◆ **RECORDED DATA**:
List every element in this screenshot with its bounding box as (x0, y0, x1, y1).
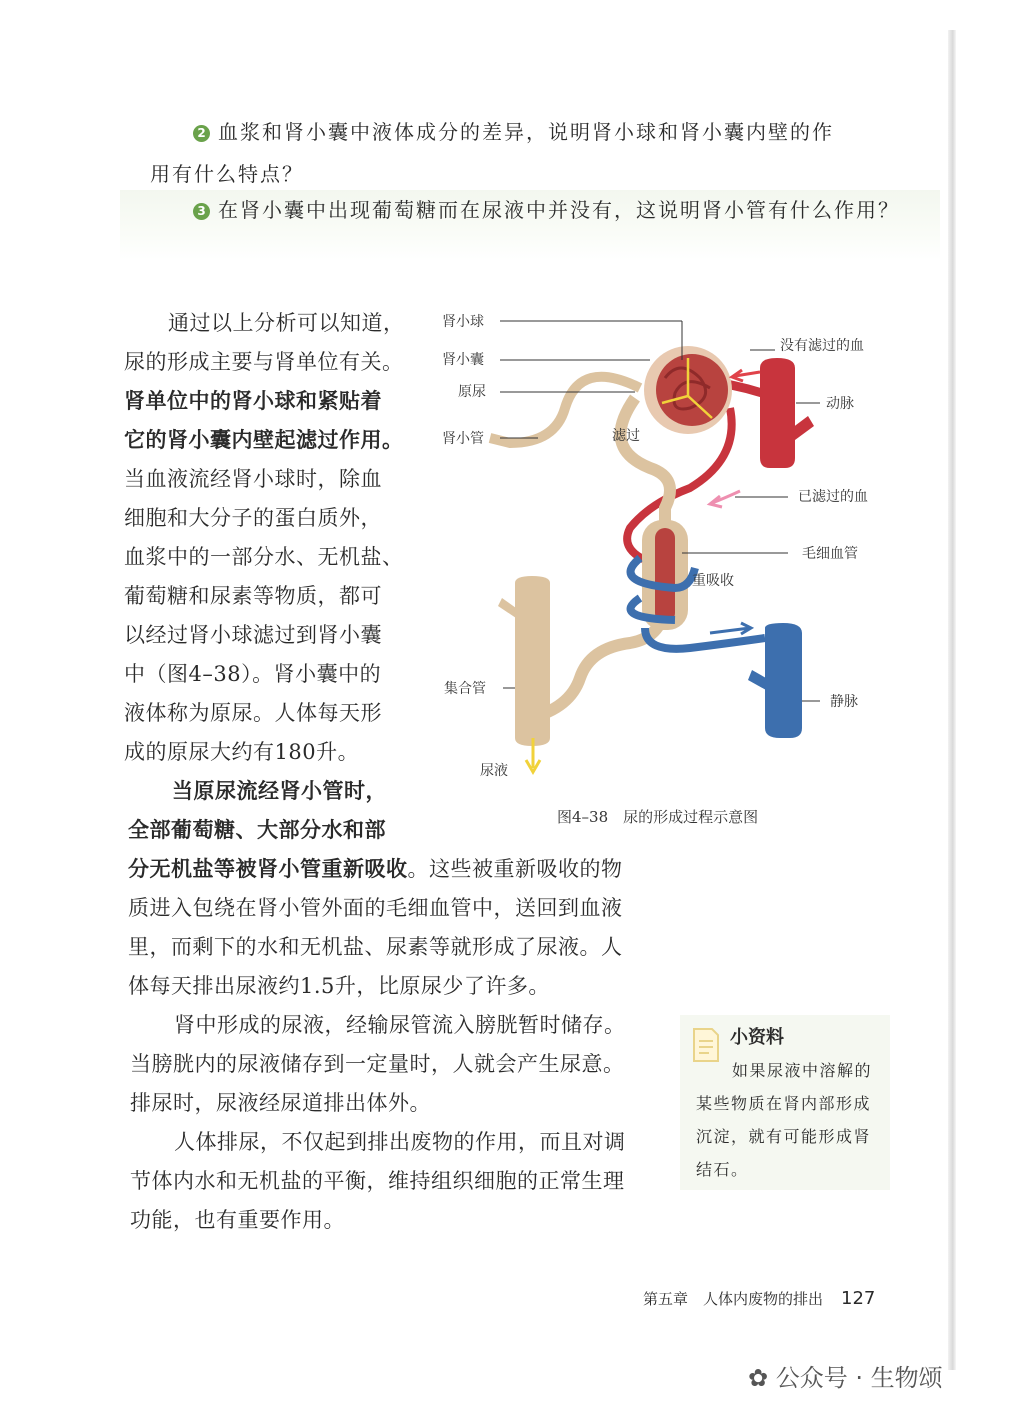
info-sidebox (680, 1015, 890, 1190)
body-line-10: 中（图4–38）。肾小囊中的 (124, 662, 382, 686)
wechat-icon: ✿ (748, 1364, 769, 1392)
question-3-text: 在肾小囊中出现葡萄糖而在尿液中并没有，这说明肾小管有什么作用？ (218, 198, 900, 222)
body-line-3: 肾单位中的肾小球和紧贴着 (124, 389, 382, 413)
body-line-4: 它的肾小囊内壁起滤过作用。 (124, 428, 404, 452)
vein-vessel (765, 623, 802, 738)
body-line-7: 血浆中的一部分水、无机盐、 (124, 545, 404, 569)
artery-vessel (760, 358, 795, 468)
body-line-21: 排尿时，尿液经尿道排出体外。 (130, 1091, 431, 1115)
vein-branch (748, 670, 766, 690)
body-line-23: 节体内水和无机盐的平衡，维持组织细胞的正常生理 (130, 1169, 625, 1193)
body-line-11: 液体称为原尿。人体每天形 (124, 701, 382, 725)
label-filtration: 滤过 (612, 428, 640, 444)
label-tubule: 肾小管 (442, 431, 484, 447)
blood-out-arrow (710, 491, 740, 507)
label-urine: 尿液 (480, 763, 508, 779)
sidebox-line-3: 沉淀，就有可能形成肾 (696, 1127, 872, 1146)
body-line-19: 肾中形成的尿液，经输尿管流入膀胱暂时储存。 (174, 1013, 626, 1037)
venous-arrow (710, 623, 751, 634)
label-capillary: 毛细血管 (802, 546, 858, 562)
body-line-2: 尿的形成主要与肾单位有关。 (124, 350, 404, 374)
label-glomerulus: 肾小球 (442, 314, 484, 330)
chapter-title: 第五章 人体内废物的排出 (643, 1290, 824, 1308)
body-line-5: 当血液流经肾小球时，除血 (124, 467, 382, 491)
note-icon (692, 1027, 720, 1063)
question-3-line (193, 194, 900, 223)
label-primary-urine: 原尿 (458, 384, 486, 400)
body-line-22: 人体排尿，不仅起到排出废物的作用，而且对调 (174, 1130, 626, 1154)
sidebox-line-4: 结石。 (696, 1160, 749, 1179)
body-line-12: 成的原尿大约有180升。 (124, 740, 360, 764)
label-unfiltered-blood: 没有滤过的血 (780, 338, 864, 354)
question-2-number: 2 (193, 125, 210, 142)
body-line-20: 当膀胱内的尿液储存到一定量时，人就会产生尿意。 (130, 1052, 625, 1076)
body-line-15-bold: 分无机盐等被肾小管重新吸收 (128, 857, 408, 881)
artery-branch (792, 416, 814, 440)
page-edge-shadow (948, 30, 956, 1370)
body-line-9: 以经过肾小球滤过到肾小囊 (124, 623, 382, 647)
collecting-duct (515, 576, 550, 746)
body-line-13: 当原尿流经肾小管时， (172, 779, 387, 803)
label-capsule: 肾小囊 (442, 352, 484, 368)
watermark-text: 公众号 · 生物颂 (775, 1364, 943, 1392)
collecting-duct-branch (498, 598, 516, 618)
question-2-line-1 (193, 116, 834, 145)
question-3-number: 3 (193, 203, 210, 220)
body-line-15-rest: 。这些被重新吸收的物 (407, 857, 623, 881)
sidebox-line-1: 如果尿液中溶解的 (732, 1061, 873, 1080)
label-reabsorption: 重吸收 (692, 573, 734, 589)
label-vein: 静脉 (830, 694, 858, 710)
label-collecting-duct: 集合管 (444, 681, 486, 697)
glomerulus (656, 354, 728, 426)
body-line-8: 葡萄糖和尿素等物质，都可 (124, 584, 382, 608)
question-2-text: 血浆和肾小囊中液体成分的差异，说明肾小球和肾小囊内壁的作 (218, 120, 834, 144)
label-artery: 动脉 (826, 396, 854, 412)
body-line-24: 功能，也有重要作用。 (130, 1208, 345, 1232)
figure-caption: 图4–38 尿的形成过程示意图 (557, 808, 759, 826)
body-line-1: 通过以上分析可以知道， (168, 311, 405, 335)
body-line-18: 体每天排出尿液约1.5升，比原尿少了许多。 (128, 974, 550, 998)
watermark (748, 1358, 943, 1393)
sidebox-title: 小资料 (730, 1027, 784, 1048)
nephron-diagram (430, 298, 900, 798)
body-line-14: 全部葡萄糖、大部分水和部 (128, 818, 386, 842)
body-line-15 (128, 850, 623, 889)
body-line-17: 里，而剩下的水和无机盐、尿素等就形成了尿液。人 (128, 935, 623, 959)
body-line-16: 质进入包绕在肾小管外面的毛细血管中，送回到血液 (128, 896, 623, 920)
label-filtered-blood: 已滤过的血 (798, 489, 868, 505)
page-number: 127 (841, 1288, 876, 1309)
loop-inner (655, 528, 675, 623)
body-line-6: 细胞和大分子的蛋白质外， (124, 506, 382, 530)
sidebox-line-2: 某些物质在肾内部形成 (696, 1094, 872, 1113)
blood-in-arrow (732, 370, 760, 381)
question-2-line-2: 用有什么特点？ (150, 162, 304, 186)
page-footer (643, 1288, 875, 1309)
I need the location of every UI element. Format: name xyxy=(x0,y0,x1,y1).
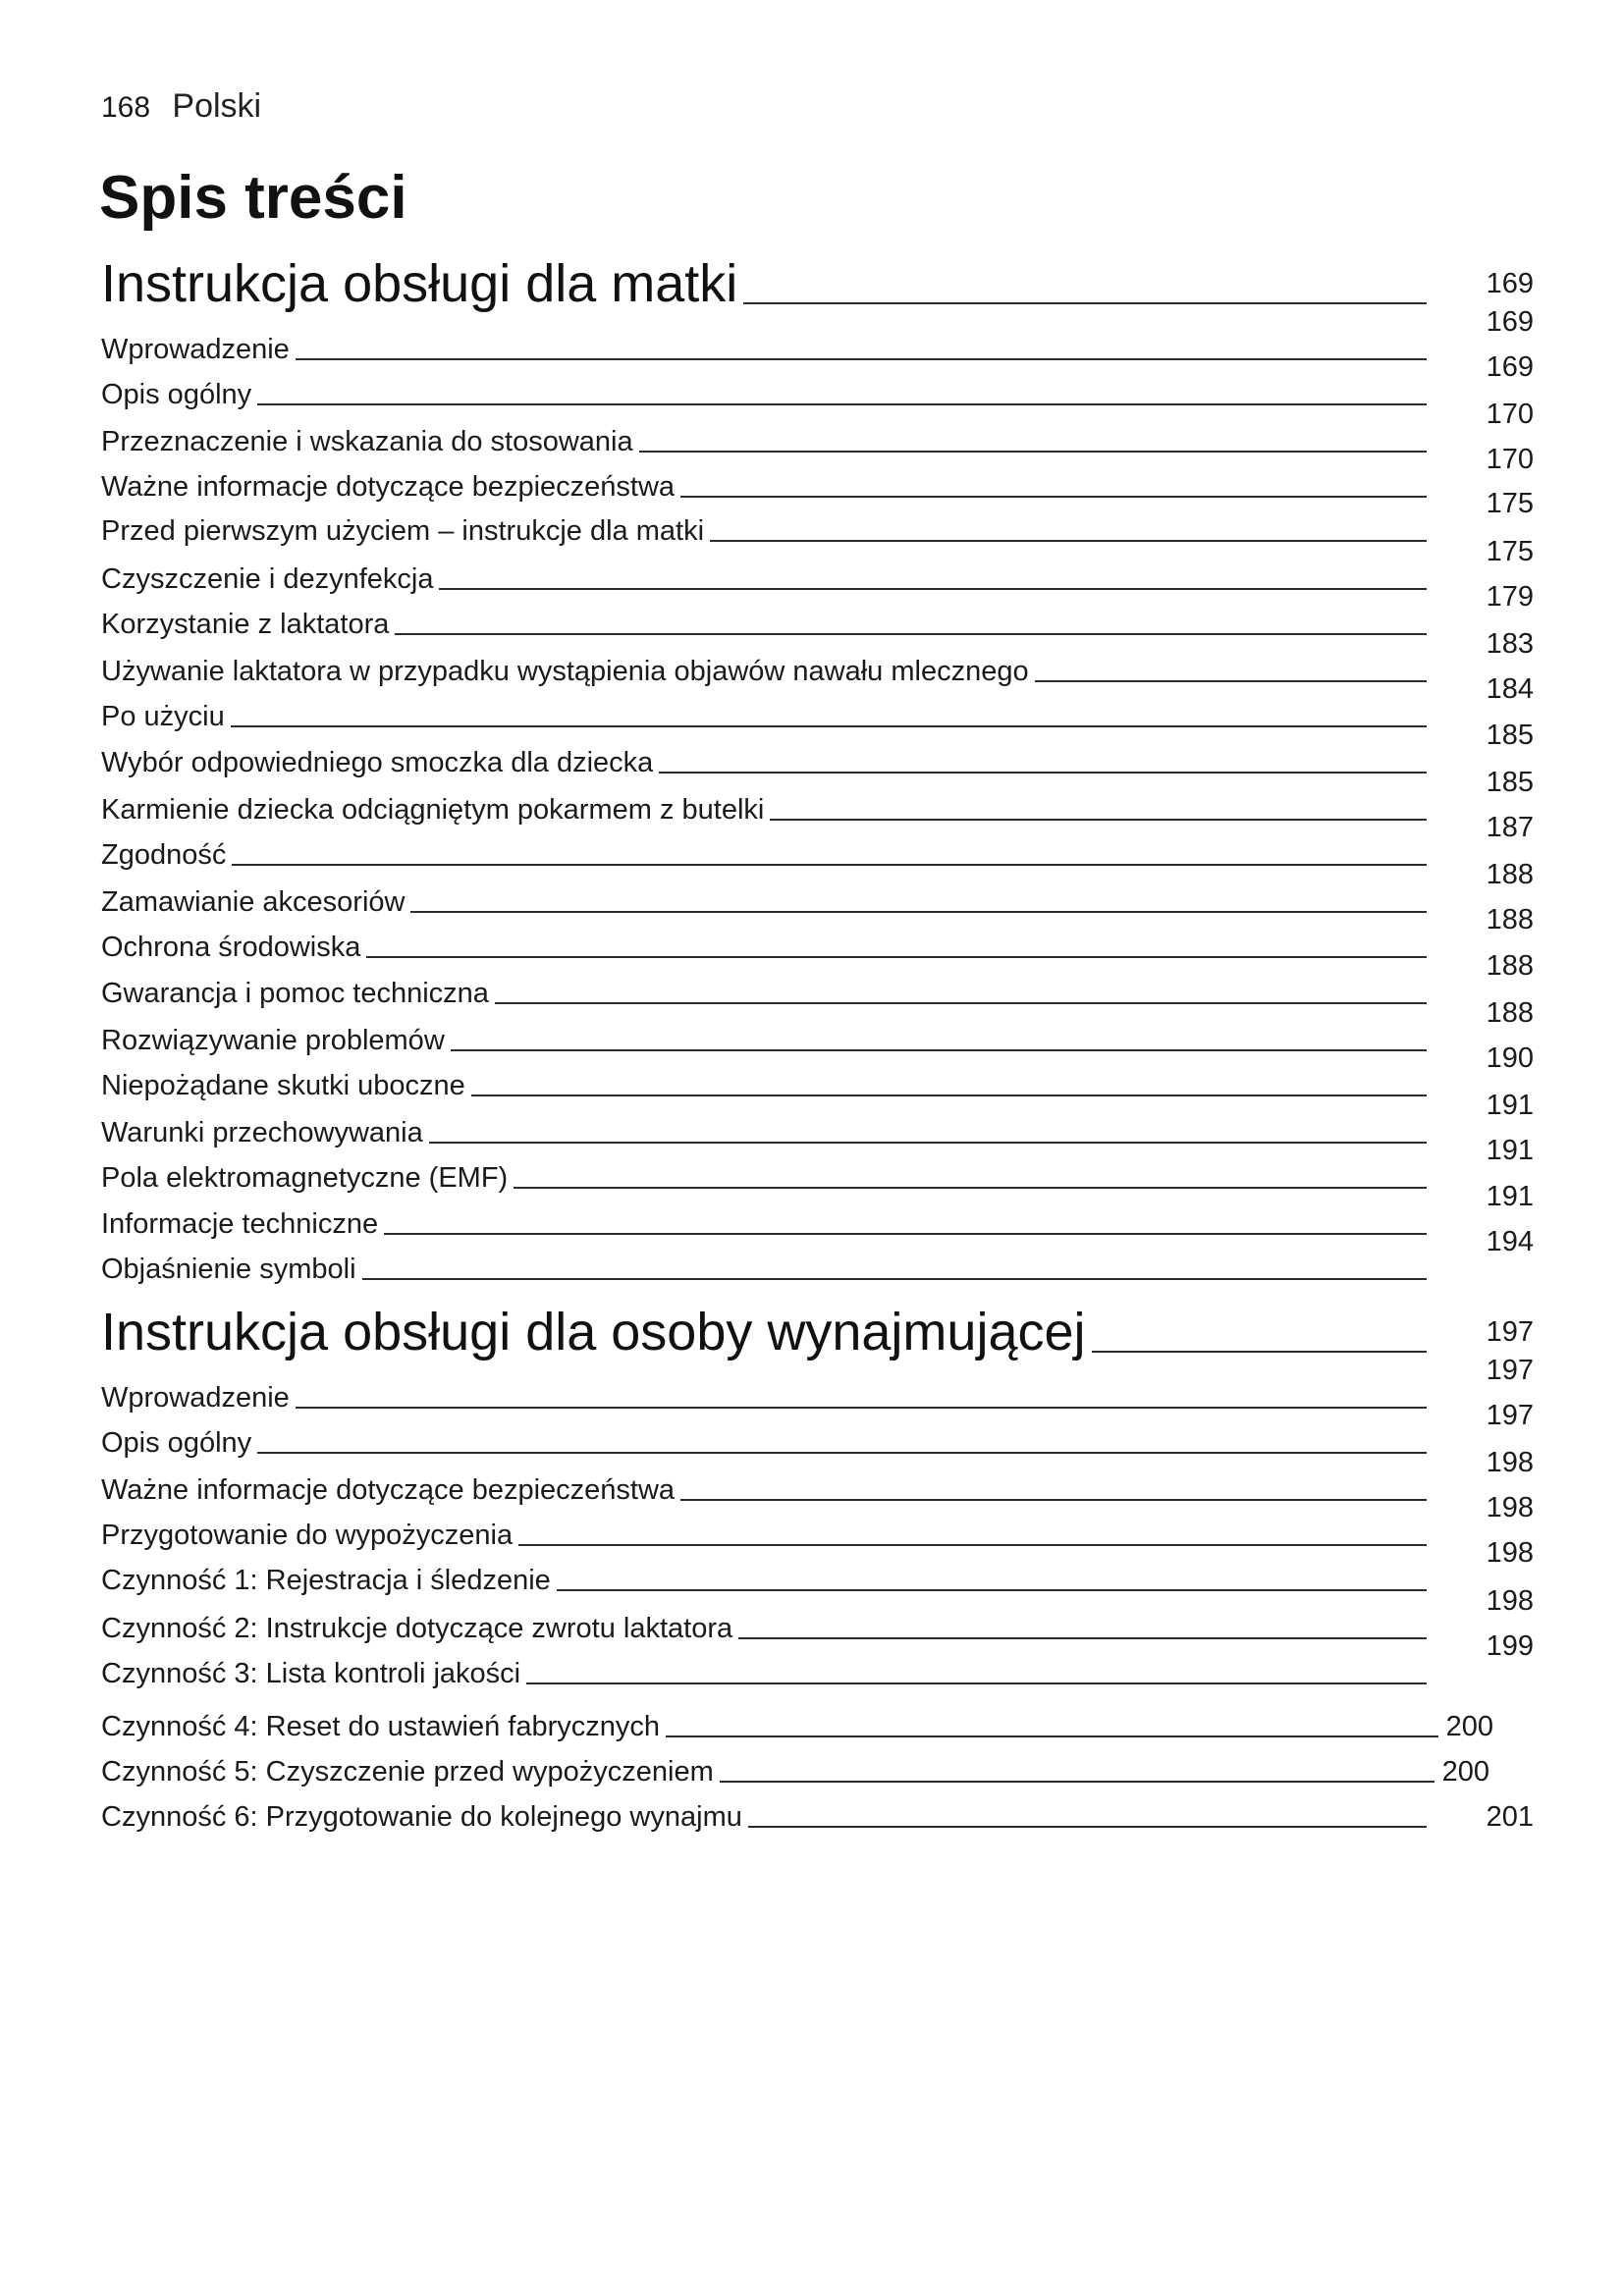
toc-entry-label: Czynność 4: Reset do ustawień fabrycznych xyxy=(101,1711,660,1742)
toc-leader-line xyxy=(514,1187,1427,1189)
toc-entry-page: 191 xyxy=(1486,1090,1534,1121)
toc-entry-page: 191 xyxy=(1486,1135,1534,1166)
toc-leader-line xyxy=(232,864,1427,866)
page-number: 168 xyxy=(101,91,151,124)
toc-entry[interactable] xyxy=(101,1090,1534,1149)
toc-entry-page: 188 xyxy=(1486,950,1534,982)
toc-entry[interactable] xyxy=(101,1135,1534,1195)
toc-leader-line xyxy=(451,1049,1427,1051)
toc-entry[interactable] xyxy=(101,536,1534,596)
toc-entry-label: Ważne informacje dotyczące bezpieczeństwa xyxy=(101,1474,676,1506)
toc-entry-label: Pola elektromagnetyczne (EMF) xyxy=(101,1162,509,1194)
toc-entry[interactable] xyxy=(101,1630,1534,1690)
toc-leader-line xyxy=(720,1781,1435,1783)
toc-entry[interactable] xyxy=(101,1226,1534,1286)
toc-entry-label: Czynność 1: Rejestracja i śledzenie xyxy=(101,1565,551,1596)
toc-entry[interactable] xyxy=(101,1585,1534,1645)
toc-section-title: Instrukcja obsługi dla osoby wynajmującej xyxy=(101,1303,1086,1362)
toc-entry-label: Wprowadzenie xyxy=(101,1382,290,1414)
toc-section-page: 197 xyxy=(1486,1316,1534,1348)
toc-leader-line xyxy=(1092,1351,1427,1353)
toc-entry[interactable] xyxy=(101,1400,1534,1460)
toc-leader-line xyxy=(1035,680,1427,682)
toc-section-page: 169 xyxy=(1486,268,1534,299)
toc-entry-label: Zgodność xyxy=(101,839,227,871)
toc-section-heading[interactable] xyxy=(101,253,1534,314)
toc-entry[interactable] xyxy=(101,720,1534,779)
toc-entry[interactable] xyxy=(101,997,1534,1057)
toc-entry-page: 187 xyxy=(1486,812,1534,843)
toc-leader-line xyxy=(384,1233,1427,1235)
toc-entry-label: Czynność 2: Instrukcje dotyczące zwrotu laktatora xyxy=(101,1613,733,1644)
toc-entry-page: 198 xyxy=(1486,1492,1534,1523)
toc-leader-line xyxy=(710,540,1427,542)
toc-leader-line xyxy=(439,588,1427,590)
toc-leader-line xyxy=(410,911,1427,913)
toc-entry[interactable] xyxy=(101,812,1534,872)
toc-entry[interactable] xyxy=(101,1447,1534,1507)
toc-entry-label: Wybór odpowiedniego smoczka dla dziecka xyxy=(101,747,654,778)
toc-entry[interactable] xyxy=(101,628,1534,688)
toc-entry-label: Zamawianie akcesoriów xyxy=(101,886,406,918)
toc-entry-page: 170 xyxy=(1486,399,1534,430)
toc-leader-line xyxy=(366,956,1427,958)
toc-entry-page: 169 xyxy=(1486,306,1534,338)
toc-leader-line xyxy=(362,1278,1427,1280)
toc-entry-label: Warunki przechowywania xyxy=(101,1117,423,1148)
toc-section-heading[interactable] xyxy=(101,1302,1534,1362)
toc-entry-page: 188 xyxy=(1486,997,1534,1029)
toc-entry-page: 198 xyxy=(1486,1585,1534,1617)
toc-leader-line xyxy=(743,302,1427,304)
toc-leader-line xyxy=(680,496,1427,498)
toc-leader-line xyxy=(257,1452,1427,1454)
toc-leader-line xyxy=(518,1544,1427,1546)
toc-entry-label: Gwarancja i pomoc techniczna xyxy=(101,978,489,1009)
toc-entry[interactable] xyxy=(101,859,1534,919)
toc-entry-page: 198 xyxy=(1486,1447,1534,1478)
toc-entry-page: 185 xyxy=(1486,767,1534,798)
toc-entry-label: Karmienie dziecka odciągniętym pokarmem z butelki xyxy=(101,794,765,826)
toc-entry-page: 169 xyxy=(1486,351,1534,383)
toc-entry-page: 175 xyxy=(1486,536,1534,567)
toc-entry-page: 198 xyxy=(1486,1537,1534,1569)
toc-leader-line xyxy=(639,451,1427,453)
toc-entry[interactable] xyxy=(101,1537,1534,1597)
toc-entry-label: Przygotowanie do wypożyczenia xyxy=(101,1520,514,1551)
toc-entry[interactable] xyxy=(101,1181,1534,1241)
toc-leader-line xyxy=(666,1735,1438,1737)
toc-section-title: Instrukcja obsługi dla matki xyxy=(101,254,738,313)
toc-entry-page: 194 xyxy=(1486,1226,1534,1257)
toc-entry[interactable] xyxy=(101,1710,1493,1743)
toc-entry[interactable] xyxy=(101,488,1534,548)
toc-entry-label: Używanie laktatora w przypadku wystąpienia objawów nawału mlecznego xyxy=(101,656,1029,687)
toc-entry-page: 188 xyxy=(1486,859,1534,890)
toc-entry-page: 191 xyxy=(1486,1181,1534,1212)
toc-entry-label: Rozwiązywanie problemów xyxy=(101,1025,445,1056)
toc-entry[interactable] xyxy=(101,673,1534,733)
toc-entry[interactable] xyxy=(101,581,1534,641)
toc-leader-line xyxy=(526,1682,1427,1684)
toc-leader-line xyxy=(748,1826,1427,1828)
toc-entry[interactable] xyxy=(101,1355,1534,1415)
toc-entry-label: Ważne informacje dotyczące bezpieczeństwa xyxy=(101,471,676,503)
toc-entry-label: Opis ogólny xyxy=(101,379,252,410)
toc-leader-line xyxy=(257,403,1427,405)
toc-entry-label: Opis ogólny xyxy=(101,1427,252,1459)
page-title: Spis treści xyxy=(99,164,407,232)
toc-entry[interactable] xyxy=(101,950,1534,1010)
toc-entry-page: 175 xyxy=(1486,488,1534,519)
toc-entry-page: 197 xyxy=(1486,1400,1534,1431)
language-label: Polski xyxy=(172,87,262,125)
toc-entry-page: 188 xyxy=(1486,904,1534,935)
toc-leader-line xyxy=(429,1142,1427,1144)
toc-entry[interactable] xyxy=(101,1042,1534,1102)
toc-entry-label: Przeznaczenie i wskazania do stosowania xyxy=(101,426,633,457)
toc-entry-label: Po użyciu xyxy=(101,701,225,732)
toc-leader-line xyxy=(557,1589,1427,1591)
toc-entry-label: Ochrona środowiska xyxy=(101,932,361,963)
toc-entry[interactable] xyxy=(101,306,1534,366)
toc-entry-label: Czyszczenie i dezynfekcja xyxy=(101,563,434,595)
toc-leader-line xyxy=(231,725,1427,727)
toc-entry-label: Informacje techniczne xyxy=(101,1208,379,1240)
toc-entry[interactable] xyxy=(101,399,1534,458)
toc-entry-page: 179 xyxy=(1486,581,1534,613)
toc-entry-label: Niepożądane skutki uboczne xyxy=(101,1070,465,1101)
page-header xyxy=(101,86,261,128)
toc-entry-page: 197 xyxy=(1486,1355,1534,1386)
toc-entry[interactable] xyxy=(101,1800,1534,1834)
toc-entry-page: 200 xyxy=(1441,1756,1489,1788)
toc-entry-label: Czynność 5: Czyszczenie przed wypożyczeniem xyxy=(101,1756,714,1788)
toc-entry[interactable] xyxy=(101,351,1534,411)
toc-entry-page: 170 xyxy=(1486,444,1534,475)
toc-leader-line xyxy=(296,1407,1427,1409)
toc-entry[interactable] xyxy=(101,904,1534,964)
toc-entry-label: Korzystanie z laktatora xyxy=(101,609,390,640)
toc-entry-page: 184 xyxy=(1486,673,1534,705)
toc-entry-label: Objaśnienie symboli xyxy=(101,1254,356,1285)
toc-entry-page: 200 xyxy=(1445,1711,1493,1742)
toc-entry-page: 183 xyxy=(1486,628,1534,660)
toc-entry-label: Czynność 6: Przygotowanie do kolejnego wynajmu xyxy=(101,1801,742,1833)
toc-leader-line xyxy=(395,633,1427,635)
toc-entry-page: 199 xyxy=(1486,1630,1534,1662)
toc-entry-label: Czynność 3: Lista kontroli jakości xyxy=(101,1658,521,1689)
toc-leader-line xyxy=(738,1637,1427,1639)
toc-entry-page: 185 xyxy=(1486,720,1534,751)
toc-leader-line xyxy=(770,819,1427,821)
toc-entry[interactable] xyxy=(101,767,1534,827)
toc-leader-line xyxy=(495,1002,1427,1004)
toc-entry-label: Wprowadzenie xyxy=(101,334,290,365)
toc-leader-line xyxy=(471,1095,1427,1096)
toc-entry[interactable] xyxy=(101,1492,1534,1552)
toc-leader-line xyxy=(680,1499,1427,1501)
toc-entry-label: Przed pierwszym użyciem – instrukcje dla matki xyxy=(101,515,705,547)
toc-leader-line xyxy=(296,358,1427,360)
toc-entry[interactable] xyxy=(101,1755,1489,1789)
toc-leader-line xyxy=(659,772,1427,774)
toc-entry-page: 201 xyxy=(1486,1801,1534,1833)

◆ **TASK DETAILS**: Copy out the rows from the line with "info-sidebox (680, 1015, 890, 1190)" to the line with "body-line-9: 以经过肾小球滤过到肾小囊 (124, 623, 382, 647)", switching every "label" to "tag" and leaving everything else unchanged.

◆ **THE RESPONSE**:
info-sidebox (680, 1015, 890, 1190)
body-line-10: 中（图4–38）。肾小囊中的 (124, 662, 382, 686)
wechat-icon: ✿ (748, 1364, 769, 1392)
question-3-text: 在肾小囊中出现葡萄糖而在尿液中并没有，这说明肾小管有什么作用？ (218, 198, 900, 222)
body-line-3: 肾单位中的肾小球和紧贴着 (124, 389, 382, 413)
body-line-4: 它的肾小囊内壁起滤过作用。 (124, 428, 404, 452)
vein-vessel (765, 623, 802, 738)
body-line-7: 血浆中的一部分水、无机盐、 (124, 545, 404, 569)
artery-vessel (760, 358, 795, 468)
body-line-21: 排尿时，尿液经尿道排出体外。 (130, 1091, 431, 1115)
vein-branch (748, 670, 766, 690)
body-line-23: 节体内水和无机盐的平衡，维持组织细胞的正常生理 (130, 1169, 625, 1193)
body-line-11: 液体称为原尿。人体每天形 (124, 701, 382, 725)
tag-filtration: 滤过 (612, 428, 640, 444)
tag-tubule: 肾小管 (442, 431, 484, 447)
blood-out-arrow (710, 491, 740, 507)
tag-urine: 尿液 (480, 763, 508, 779)
sidebox-line-3: 沉淀，就有可能形成肾 (696, 1127, 872, 1146)
body-line-19: 肾中形成的尿液，经输尿管流入膀胱暂时储存。 (174, 1013, 626, 1037)
venous-arrow (710, 623, 751, 634)
tag-capillary: 毛细血管 (802, 546, 858, 562)
body-line-2: 尿的形成主要与肾单位有关。 (124, 350, 404, 374)
tag-glomerulus: 肾小球 (442, 314, 484, 330)
chapter-title: 第五章 人体内废物的排出 (643, 1290, 824, 1308)
body-line-5: 当血液流经肾小球时，除血 (124, 467, 382, 491)
note-icon (692, 1027, 720, 1063)
question-3-line (193, 194, 900, 223)
tag-primary-urine: 原尿 (458, 384, 486, 400)
body-line-22: 人体排尿，不仅起到排出废物的作用，而且对调 (174, 1130, 626, 1154)
sidebox-line-4: 结石。 (696, 1160, 749, 1179)
body-line-12: 成的原尿大约有180升。 (124, 740, 360, 764)
tag-unfiltered-blood: 没有滤过的血 (780, 338, 864, 354)
question-2-number: 2 (193, 125, 210, 142)
body-line-20: 当膀胱内的尿液储存到一定量时，人就会产生尿意。 (130, 1052, 625, 1076)
body-line-15-bold: 分无机盐等被肾小管重新吸收 (128, 857, 408, 881)
artery-branch (792, 416, 814, 440)
page-edge-shadow (948, 30, 956, 1370)
body-line-9: 以经过肾小球滤过到肾小囊 (124, 623, 382, 647)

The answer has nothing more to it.